-- start of Data listing --

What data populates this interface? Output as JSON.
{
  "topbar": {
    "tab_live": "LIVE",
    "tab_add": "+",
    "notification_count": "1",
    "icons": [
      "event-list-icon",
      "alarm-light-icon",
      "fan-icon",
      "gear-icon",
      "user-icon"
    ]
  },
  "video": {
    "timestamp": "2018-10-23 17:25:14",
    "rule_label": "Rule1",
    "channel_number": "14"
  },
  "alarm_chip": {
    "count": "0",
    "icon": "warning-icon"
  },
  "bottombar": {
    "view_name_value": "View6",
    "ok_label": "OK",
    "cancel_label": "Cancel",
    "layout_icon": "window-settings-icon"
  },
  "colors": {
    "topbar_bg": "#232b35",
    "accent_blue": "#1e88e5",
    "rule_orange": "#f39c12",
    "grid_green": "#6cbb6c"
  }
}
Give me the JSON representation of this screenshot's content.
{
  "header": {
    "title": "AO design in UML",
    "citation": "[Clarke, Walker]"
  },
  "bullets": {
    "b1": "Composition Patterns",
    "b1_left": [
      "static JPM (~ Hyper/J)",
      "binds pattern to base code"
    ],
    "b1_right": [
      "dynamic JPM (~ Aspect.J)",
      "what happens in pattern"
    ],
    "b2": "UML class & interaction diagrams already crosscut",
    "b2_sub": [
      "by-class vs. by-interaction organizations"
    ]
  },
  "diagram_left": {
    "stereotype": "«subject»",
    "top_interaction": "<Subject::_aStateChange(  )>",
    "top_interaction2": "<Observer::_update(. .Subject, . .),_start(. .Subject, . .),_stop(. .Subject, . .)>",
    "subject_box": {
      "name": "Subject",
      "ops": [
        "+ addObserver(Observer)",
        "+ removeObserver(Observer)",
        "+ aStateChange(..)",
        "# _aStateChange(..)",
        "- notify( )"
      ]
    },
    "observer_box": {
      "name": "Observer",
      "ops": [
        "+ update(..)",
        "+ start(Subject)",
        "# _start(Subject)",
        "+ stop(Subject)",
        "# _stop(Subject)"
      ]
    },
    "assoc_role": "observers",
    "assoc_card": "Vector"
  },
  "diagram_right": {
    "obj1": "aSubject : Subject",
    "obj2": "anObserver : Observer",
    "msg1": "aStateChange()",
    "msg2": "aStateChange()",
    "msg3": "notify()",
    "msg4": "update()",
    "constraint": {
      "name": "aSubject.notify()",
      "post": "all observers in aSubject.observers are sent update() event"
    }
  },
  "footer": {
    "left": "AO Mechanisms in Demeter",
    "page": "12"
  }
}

-- end of Data listing --

• [Do this]:
Only lines holding the string "observers" are wanted; gather each one from the entries above.

• [Finished task]:
    "assoc_role": "observers",
      "post": "all observers in aSubject.observers are sent update() event"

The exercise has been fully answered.